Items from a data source
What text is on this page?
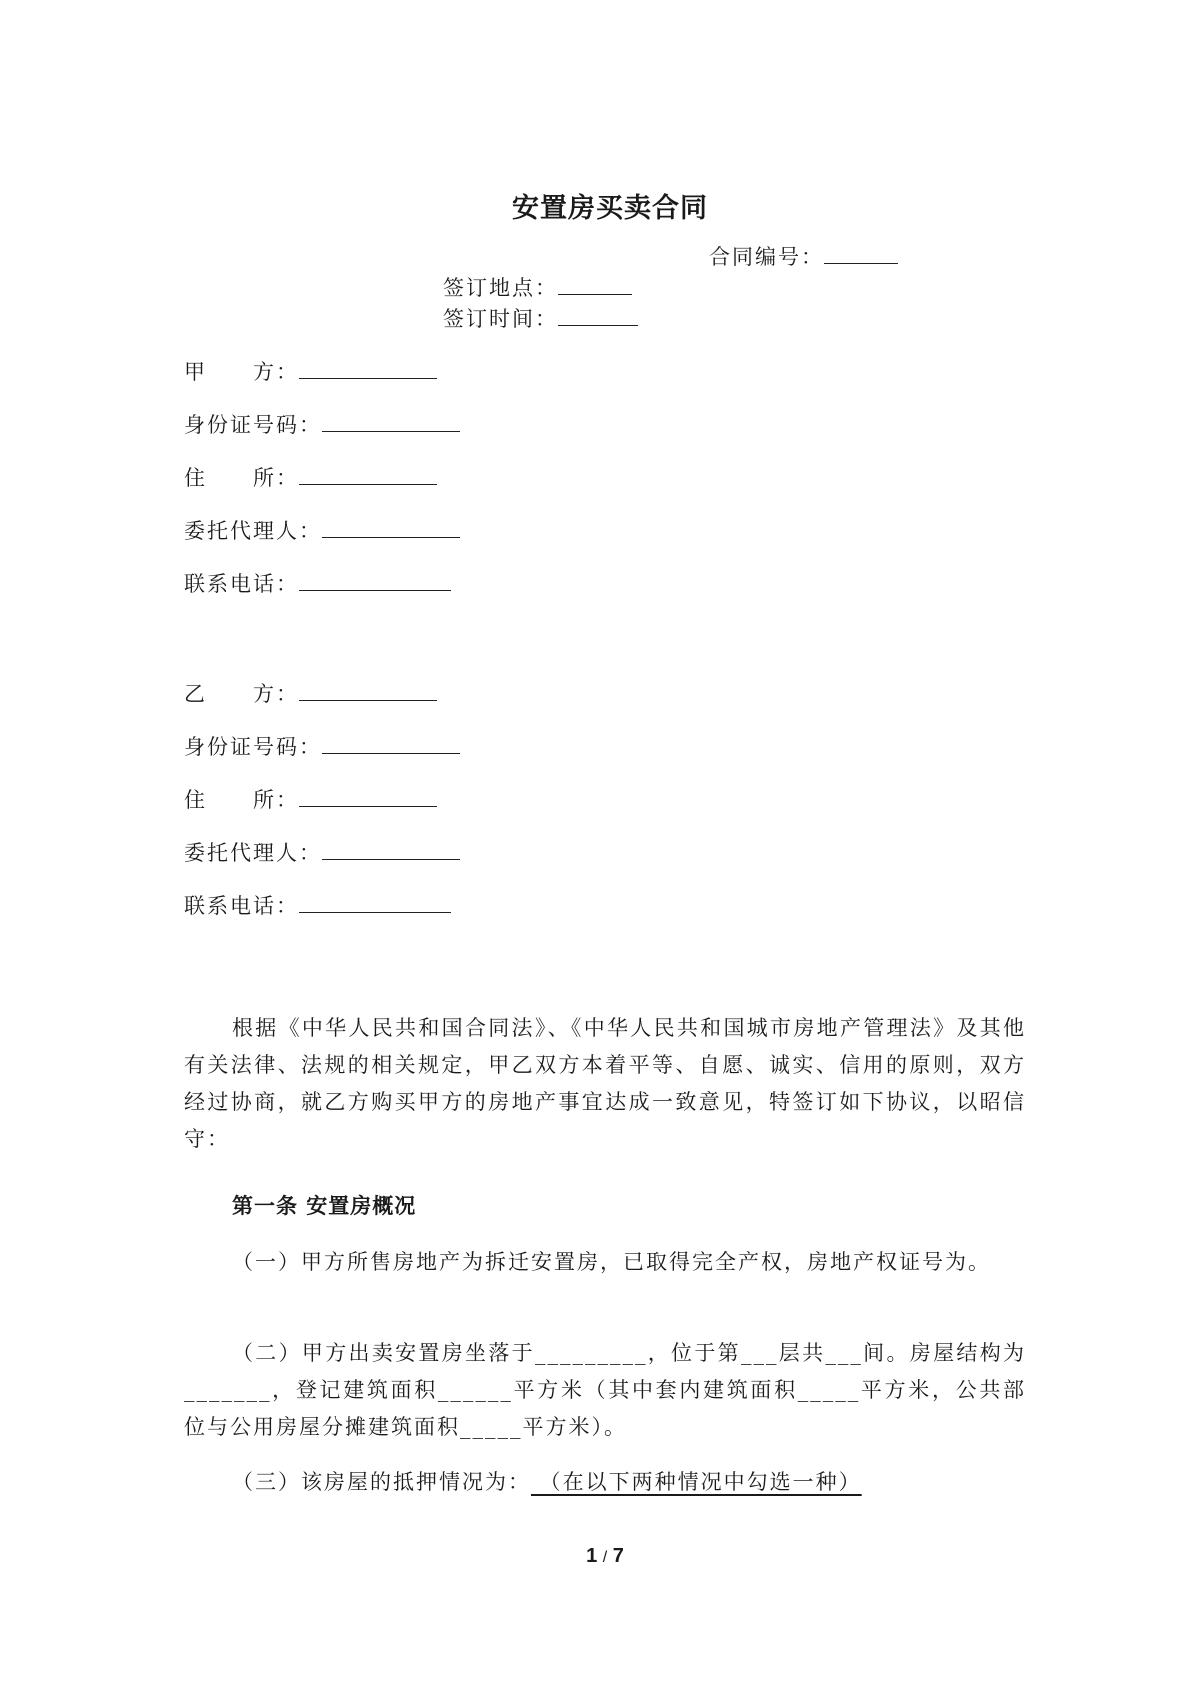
安置房买卖合同
合同编号：
签订地点：
签订时间：
甲　　方：
身份证号码：
住　　所：
委托代理人：
联系电话：
乙　　方：
身份证号码：
住　　所：
委托代理人：
联系电话：
根据《中华人民共和国合同法》、《中华人民共和国城市房地产管理法》及其他有关法律、法规的相关规定，甲乙双方本着平等、自愿、诚实、信用的原则，双方经过协商，就乙方购买甲方的房地产事宜达成一致意见，特签订如下协议，以昭信守：
第一条 安置房概况
（一）甲方所售房地产为拆迁安置房，已取得完全产权，房地产权证号为。
（二）甲方出卖安置房坐落于_________，位于第___层共___间。房屋结构为_______，登记建筑面积______平方米（其中套内建筑面积_____平方米，公共部位与公用房屋分摊建筑面积_____平方米）。
（三）该房屋的抵押情况为： （在以下两种情况中勾选一种）
1 / 7
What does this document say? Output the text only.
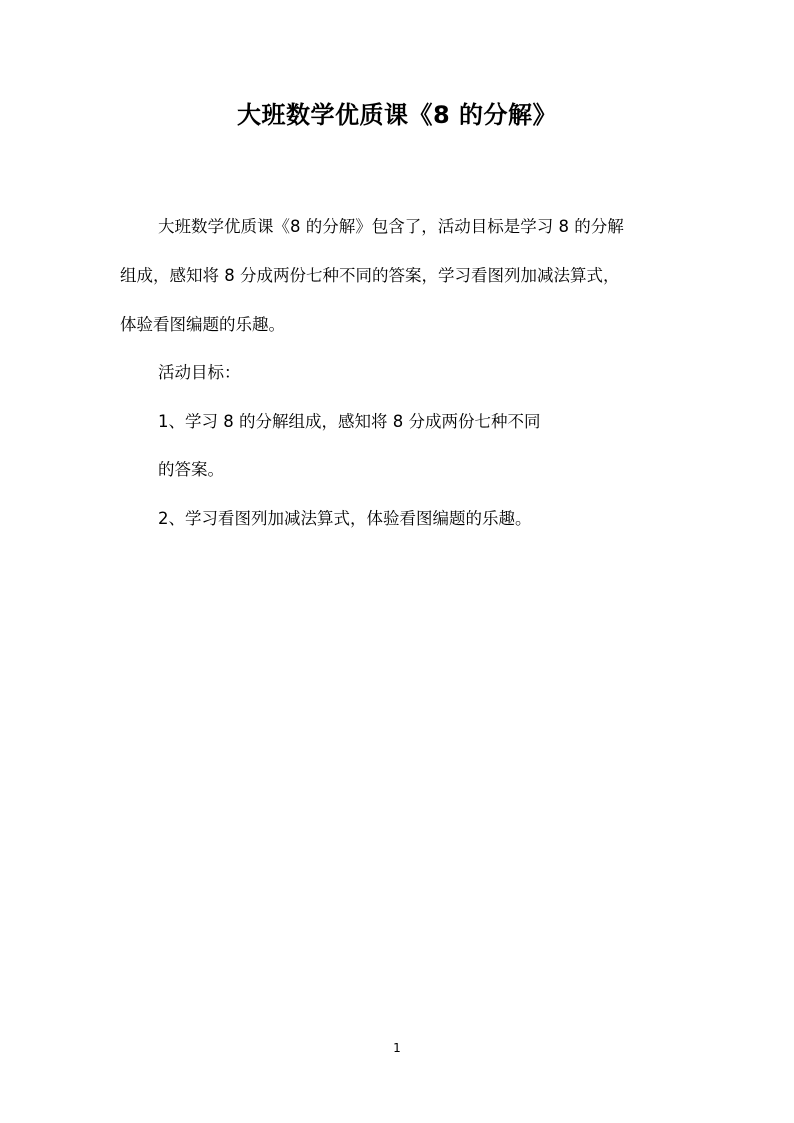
大班数学优质课《8 的分解》
大班数学优质课《8 的分解》包含了，活动目标是学习 8 的分解
组成，感知将 8 分成两份七种不同的答案，学习看图列加减法算式，
体验看图编题的乐趣。
活动目标：
1、学习 8 的分解组成，感知将 8 分成两份七种不同
的答案。
2、学习看图列加减法算式，体验看图编题的乐趣。
1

[What to work on] Restate each entry word for word, leaving out any pictures.

[Exercise output]
What text is on this page?
安置房买卖合同
合同编号：
签订地点：
签订时间：
甲　　方：
身份证号码：
住　　所：
委托代理人：
联系电话：
乙　　方：
身份证号码：
住　　所：
委托代理人：
联系电话：
根据《中华人民共和国合同法》、《中华人民共和国城市房地产管理法》及其他有关法律、法规的相关规定，甲乙双方本着平等、自愿、诚实、信用的原则，双方经过协商，就乙方购买甲方的房地产事宜达成一致意见，特签订如下协议，以昭信守：
第一条 安置房概况
（一）甲方所售房地产为拆迁安置房，已取得完全产权，房地产权证号为。
（二）甲方出卖安置房坐落于_________，位于第___层共___间。房屋结构为_______，登记建筑面积______平方米（其中套内建筑面积_____平方米，公共部位与公用房屋分摊建筑面积_____平方米）。
（三）该房屋的抵押情况为： （在以下两种情况中勾选一种）
1 / 7
What does this document say? Output the text only.
大班数学优质课《8 的分解》
大班数学优质课《8 的分解》包含了，活动目标是学习 8 的分解
组成，感知将 8 分成两份七种不同的答案，学习看图列加减法算式，
体验看图编题的乐趣。
活动目标：
1、学习 8 的分解组成，感知将 8 分成两份七种不同
的答案。
2、学习看图列加减法算式，体验看图编题的乐趣。
1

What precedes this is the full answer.